_Problem to solve_
Extract all lines in the data that contain the word "véhicule".

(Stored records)
---+---
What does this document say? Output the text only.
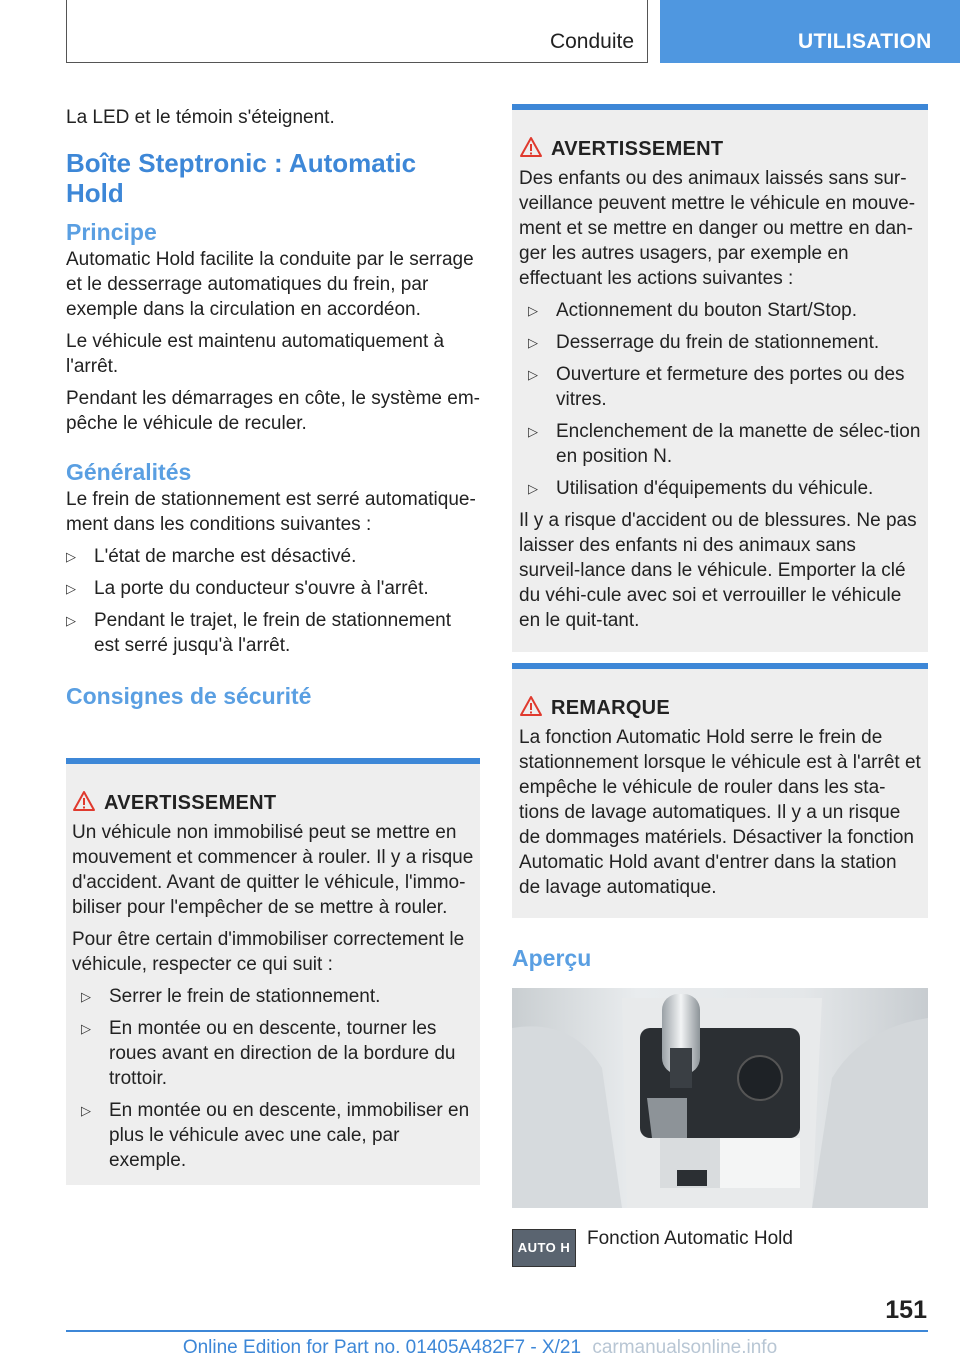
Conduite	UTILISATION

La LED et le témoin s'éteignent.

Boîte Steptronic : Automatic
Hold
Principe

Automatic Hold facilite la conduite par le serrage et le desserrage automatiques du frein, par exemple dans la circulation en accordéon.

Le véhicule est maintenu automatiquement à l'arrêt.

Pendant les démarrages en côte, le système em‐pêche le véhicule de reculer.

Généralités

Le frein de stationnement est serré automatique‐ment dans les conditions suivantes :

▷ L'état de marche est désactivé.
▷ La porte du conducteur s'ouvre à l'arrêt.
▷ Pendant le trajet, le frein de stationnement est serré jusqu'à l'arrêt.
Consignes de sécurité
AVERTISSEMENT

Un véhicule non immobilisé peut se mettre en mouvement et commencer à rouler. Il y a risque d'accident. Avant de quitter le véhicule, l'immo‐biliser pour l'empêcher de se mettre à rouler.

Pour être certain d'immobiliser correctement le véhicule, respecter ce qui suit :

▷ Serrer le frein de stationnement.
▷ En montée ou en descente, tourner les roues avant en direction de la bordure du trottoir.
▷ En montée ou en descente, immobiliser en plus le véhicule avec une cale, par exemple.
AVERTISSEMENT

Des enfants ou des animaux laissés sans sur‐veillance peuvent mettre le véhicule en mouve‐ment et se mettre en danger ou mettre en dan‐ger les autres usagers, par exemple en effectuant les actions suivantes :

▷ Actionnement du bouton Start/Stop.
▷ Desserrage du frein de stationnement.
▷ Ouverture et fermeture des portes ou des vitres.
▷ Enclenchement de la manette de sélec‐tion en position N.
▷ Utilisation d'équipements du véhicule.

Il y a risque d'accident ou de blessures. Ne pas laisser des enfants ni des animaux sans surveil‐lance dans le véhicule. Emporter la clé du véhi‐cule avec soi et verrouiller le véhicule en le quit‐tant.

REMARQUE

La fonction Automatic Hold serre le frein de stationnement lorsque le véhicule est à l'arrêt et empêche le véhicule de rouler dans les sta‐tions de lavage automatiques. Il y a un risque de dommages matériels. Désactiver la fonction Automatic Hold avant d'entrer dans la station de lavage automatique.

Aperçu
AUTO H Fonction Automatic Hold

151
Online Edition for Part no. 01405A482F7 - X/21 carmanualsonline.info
---+---
_In response_
Le véhicule est maintenu automatiquement à l'arrêt.
Pendant les démarrages en côte, le système em‐pêche le véhicule de reculer.
Un véhicule non immobilisé peut se mettre en mouvement et commencer à rouler. Il y a risque d'accident. Avant de quitter le véhicule, l'immo‐biliser pour l'empêcher de se mettre à rouler.
Pour être certain d'immobiliser correctement le véhicule, respecter ce qui suit :
▷ En montée ou en descente, immobiliser en plus le véhicule avec une cale, par exemple.
Des enfants ou des animaux laissés sans sur‐veillance peuvent mettre le véhicule en mouve‐ment et se mettre en danger ou mettre en dan‐ger les autres usagers, par exemple en effectuant les actions suivantes :
▷ Utilisation d'équipements du véhicule.
Il y a risque d'accident ou de blessures. Ne pas laisser des enfants ni des animaux sans surveil‐lance dans le véhicule. Emporter la clé du véhi‐cule avec soi et verrouiller le véhicule en le quit‐tant.
La fonction Automatic Hold serre le frein de stationnement lorsque le véhicule est à l'arrêt et empêche le véhicule de rouler dans les sta‐tions de lavage automatiques. Il y a un risque de dommages matériels. Désactiver la fonction Automatic Hold avant d'entrer dans la station de lavage automatique.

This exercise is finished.